What needs to be done:
Every line of the records below should be restated exactly.

Records shown:
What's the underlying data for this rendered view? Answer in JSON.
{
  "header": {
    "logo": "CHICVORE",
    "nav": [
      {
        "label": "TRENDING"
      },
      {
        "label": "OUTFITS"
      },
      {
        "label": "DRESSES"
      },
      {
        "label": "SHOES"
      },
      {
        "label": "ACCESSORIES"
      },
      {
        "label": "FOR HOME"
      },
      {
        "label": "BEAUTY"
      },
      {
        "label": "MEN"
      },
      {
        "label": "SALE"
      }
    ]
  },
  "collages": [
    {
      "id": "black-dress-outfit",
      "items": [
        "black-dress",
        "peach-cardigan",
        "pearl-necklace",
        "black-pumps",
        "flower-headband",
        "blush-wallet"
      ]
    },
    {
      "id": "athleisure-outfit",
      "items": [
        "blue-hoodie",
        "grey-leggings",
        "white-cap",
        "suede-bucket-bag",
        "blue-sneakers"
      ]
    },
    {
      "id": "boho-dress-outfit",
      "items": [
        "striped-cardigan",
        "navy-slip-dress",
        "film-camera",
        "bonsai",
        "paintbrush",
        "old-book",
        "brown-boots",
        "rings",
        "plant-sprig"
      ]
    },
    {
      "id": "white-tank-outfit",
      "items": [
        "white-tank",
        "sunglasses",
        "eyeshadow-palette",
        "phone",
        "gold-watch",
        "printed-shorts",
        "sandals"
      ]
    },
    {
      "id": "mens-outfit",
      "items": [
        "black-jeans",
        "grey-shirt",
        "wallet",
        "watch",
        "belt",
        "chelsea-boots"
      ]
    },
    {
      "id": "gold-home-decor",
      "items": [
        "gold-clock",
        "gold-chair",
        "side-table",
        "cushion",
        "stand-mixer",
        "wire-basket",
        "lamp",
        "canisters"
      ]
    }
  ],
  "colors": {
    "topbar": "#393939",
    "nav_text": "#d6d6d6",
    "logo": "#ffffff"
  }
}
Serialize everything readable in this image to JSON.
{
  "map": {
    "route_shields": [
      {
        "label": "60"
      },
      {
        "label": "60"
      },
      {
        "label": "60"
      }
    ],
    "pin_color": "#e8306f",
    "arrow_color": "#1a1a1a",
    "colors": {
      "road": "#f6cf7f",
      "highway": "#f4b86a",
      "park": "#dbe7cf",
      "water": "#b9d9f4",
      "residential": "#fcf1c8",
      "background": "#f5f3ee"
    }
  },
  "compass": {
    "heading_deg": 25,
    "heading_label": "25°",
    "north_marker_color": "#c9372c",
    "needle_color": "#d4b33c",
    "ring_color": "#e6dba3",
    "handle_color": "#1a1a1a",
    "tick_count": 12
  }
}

Exercise solution:
What's the underlying data for this rendered view? Answer in JSON.
{
  "header": {
    "logo": "CHICVORE",
    "nav": [
      {
        "label": "TRENDING"
      },
      {
        "label": "OUTFITS"
      },
      {
        "label": "DRESSES"
      },
      {
        "label": "SHOES"
      },
      {
        "label": "ACCESSORIES"
      },
      {
        "label": "FOR HOME"
      },
      {
        "label": "BEAUTY"
      },
      {
        "label": "MEN"
      },
      {
        "label": "SALE"
      }
    ]
  },
  "collages": [
    {
      "id": "black-dress-outfit",
      "items": [
        "black-dress",
        "peach-cardigan",
        "pearl-necklace",
        "black-pumps",
        "flower-headband",
        "blush-wallet"
      ]
    },
    {
      "id": "athleisure-outfit",
      "items": [
        "blue-hoodie",
        "grey-leggings",
        "white-cap",
        "suede-bucket-bag",
        "blue-sneakers"
      ]
    },
    {
      "id": "boho-dress-outfit",
      "items": [
        "striped-cardigan",
        "navy-slip-dress",
        "film-camera",
        "bonsai",
        "paintbrush",
        "old-book",
        "brown-boots",
        "rings",
        "plant-sprig"
      ]
    },
    {
      "id": "white-tank-outfit",
      "items": [
        "white-tank",
        "sunglasses",
        "eyeshadow-palette",
        "phone",
        "gold-watch",
        "printed-shorts",
        "sandals"
      ]
    },
    {
      "id": "mens-outfit",
      "items": [
        "black-jeans",
        "grey-shirt",
        "wallet",
        "watch",
        "belt",
        "chelsea-boots"
      ]
    },
    {
      "id": "gold-home-decor",
      "items": [
        "gold-clock",
        "gold-chair",
        "side-table",
        "cushion",
        "stand-mixer",
        "wire-basket",
        "lamp",
        "canisters"
      ]
    }
  ],
  "colors": {
    "topbar": "#393939",
    "nav_text": "#d6d6d6",
    "logo": "#ffffff"
  }
}
Serialize everything readable in this image to JSON.
{
  "map": {
    "route_shields": [
      {
        "label": "60"
      },
      {
        "label": "60"
      },
      {
        "label": "60"
      }
    ],
    "pin_color": "#e8306f",
    "arrow_color": "#1a1a1a",
    "colors": {
      "road": "#f6cf7f",
      "highway": "#f4b86a",
      "park": "#dbe7cf",
      "water": "#b9d9f4",
      "residential": "#fcf1c8",
      "background": "#f5f3ee"
    }
  },
  "compass": {
    "heading_deg": 25,
    "heading_label": "25°",
    "north_marker_color": "#c9372c",
    "needle_color": "#d4b33c",
    "ring_color": "#e6dba3",
    "handle_color": "#1a1a1a",
    "tick_count": 12
  }
}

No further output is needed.